Restate the full listing word for word and leave the pictures out.

>> Begin

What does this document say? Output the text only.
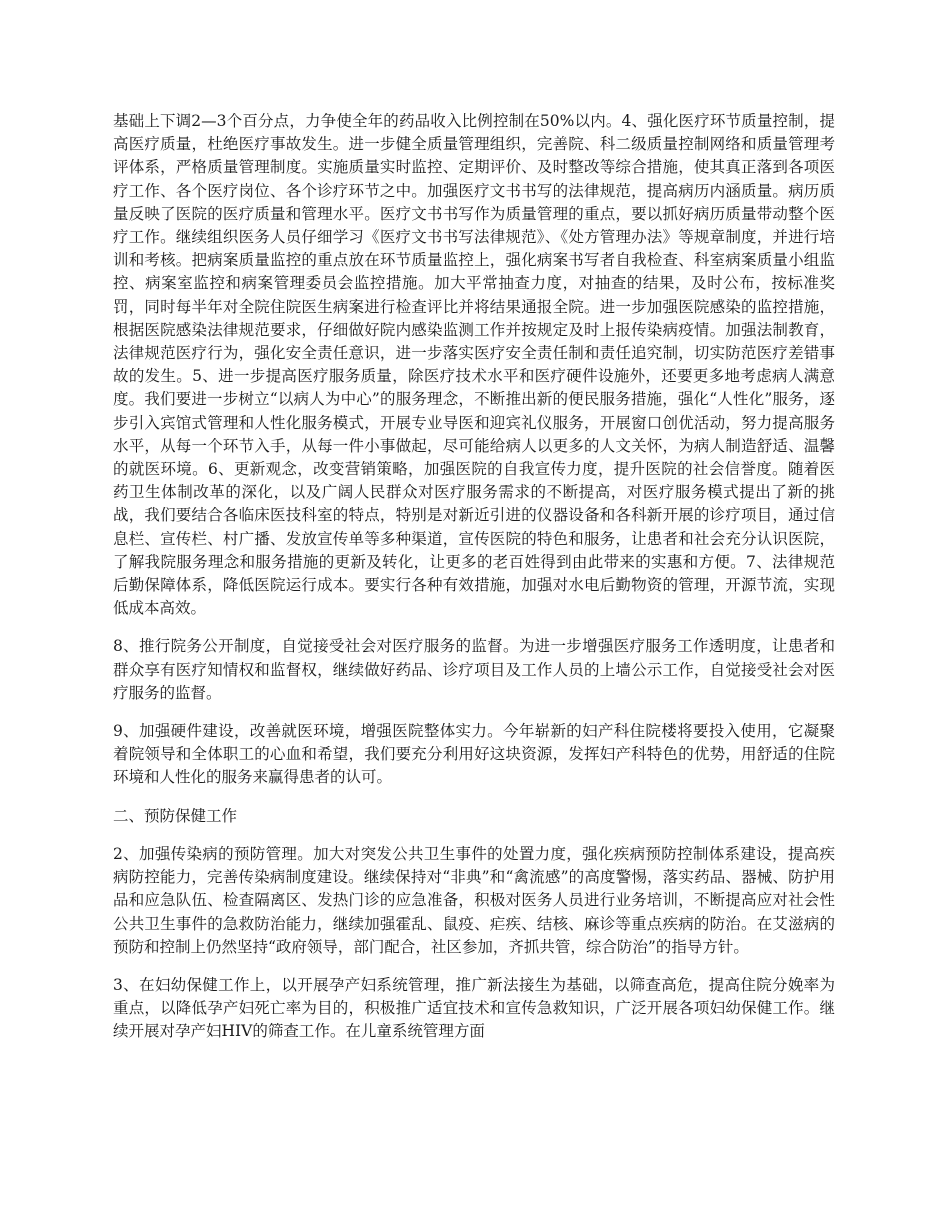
基础上下调2—3个百分点，力争使全年的药品收入比例控制在50%以内。4、强化医疗环节质量控制，提高医疗质量，杜绝医疗事故发生。进一步健全质量管理组织，完善院、科二级质量控制网络和质量管理考评体系，严格质量管理制度。实施质量实时监控、定期评价、及时整改等综合措施，使其真正落到各项医疗工作、各个医疗岗位、各个诊疗环节之中。加强医疗文书书写的法律规范，提高病历内涵质量。病历质量反映了医院的医疗质量和管理水平。医疗文书书写作为质量管理的重点，要以抓好病历质量带动整个医疗工作。继续组织医务人员仔细学习《医疗文书书写法律规范》、《处方管理办法》等规章制度，并进行培训和考核。把病案质量监控的重点放在环节质量监控上，强化病案书写者自我检查、科室病案质量小组监控、病案室监控和病案管理委员会监控措施。加大平常抽查力度，对抽查的结果，及时公布，按标准奖罚，同时每半年对全院住院医生病案进行检查评比并将结果通报全院。进一步加强医院感染的监控措施，根据医院感染法律规范要求，仔细做好院内感染监测工作并按规定及时上报传染病疫情。加强法制教育，法律规范医疗行为，强化安全责任意识，进一步落实医疗安全责任制和责任追究制，切实防范医疗差错事故的发生。5、进一步提高医疗服务质量，除医疗技术水平和医疗硬件设施外，还要更多地考虑病人满意度。我们要进一步树立“以病人为中心”的服务理念，不断推出新的便民服务措施，强化“人性化”服务，逐步引入宾馆式管理和人性化服务模式，开展专业导医和迎宾礼仪服务，开展窗口创优活动，努力提高服务水平，从每一个环节入手，从每一件小事做起，尽可能给病人以更多的人文关怀，为病人制造舒适、温馨的就医环境。6、更新观念，改变营销策略，加强医院的自我宣传力度，提升医院的社会信誉度。随着医药卫生体制改革的深化，以及广阔人民群众对医疗服务需求的不断提高，对医疗服务模式提出了新的挑战，我们要结合各临床医技科室的特点，特别是对新近引进的仪器设备和各科新开展的诊疗项目，通过信息栏、宣传栏、村广播、发放宣传单等多种渠道，宣传医院的特色和服务，让患者和社会充分认识医院，了解我院服务理念和服务措施的更新及转化，让更多的老百姓得到由此带来的实惠和方便。7、法律规范后勤保障体系，降低医院运行成本。要实行各种有效措施，加强对水电后勤物资的管理，开源节流，实现低成本高效。

8、推行院务公开制度，自觉接受社会对医疗服务的监督。为进一步增强医疗服务工作透明度，让患者和群众享有医疗知情权和监督权，继续做好药品、诊疗项目及工作人员的上墙公示工作，自觉接受社会对医疗服务的监督。

9、加强硬件建设，改善就医环境，增强医院整体实力。今年崭新的妇产科住院楼将要投入使用，它凝聚着院领导和全体职工的心血和希望，我们要充分利用好这块资源，发挥妇产科特色的优势，用舒适的住院环境和人性化的服务来赢得患者的认可。

二、预防保健工作

2、加强传染病的预防管理。加大对突发公共卫生事件的处置力度，强化疾病预防控制体系建设，提高疾病防控能力，完善传染病制度建设。继续保持对“非典”和“禽流感”的高度警惕，落实药品、器械、防护用品和应急队伍、检查隔离区、发热门诊的应急准备，积极对医务人员进行业务培训，不断提高应对社会性公共卫生事件的急救防治能力，继续加强霍乱、鼠疫、疟疾、结核、麻诊等重点疾病的防治。在艾滋病的预防和控制上仍然坚持“政府领导，部门配合，社区参加，齐抓共管，综合防治”的指导方针。

3、在妇幼保健工作上，以开展孕产妇系统管理，推广新法接生为基础，以筛查高危，提高住院分娩率为重点，以降低孕产妇死亡率为目的，积极推广适宜技术和宣传急救知识，广泛开展各项妇幼保健工作。继续开展对孕产妇HIV的筛查工作。在儿童系统管理方面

>> End

# TASK RESPONSE
What does this document say? Output the text only.
基础上下调2—3个百分点，力争使全年的药品收入比例控制在50%以内。4、强化医疗环节质量控制，提高医疗质量，杜绝医疗事故发生。进一步健全质量管理组织，完善院、科二级质量控制网络和质量管理考评体系，严格质量管理制度。实施质量实时监控、定期评价、及时整改等综合措施，使其真正落到各项医疗工作、各个医疗岗位、各个诊疗环节之中。加强医疗文书书写的法律规范，提高病历内涵质量。病历质量反映了医院的医疗质量和管理水平。医疗文书书写作为质量管理的重点，要以抓好病历质量带动整个医疗工作。继续组织医务人员仔细学习《医疗文书书写法律规范》、《处方管理办法》等规章制度，并进行培训和考核。把病案质量监控的重点放在环节质量监控上，强化病案书写者自我检查、科室病案质量小组监控、病案室监控和病案管理委员会监控措施。加大平常抽查力度，对抽查的结果，及时公布，按标准奖罚，同时每半年对全院住院医生病案进行检查评比并将结果通报全院。进一步加强医院感染的监控措施，根据医院感染法律规范要求，仔细做好院内感染监测工作并按规定及时上报传染病疫情。加强法制教育，法律规范医疗行为，强化安全责任意识，进一步落实医疗安全责任制和责任追究制，切实防范医疗差错事故的发生。5、进一步提高医疗服务质量，除医疗技术水平和医疗硬件设施外，还要更多地考虑病人满意度。我们要进一步树立“以病人为中心”的服务理念，不断推出新的便民服务措施，强化“人性化”服务，逐步引入宾馆式管理和人性化服务模式，开展专业导医和迎宾礼仪服务，开展窗口创优活动，努力提高服务水平，从每一个环节入手，从每一件小事做起，尽可能给病人以更多的人文关怀，为病人制造舒适、温馨的就医环境。6、更新观念，改变营销策略，加强医院的自我宣传力度，提升医院的社会信誉度。随着医药卫生体制改革的深化，以及广阔人民群众对医疗服务需求的不断提高，对医疗服务模式提出了新的挑战，我们要结合各临床医技科室的特点，特别是对新近引进的仪器设备和各科新开展的诊疗项目，通过信息栏、宣传栏、村广播、发放宣传单等多种渠道，宣传医院的特色和服务，让患者和社会充分认识医院，了解我院服务理念和服务措施的更新及转化，让更多的老百姓得到由此带来的实惠和方便。7、法律规范后勤保障体系，降低医院运行成本。要实行各种有效措施，加强对水电后勤物资的管理，开源节流，实现低成本高效。

8、推行院务公开制度，自觉接受社会对医疗服务的监督。为进一步增强医疗服务工作透明度，让患者和群众享有医疗知情权和监督权，继续做好药品、诊疗项目及工作人员的上墙公示工作，自觉接受社会对医疗服务的监督。

9、加强硬件建设，改善就医环境，增强医院整体实力。今年崭新的妇产科住院楼将要投入使用，它凝聚着院领导和全体职工的心血和希望，我们要充分利用好这块资源，发挥妇产科特色的优势，用舒适的住院环境和人性化的服务来赢得患者的认可。

二、预防保健工作

2、加强传染病的预防管理。加大对突发公共卫生事件的处置力度，强化疾病预防控制体系建设，提高疾病防控能力，完善传染病制度建设。继续保持对“非典”和“禽流感”的高度警惕，落实药品、器械、防护用品和应急队伍、检查隔离区、发热门诊的应急准备，积极对医务人员进行业务培训，不断提高应对社会性公共卫生事件的急救防治能力，继续加强霍乱、鼠疫、疟疾、结核、麻诊等重点疾病的防治。在艾滋病的预防和控制上仍然坚持“政府领导，部门配合，社区参加，齐抓共管，综合防治”的指导方针。

3、在妇幼保健工作上，以开展孕产妇系统管理，推广新法接生为基础，以筛查高危，提高住院分娩率为重点，以降低孕产妇死亡率为目的，积极推广适宜技术和宣传急救知识，广泛开展各项妇幼保健工作。继续开展对孕产妇HIV的筛查工作。在儿童系统管理方面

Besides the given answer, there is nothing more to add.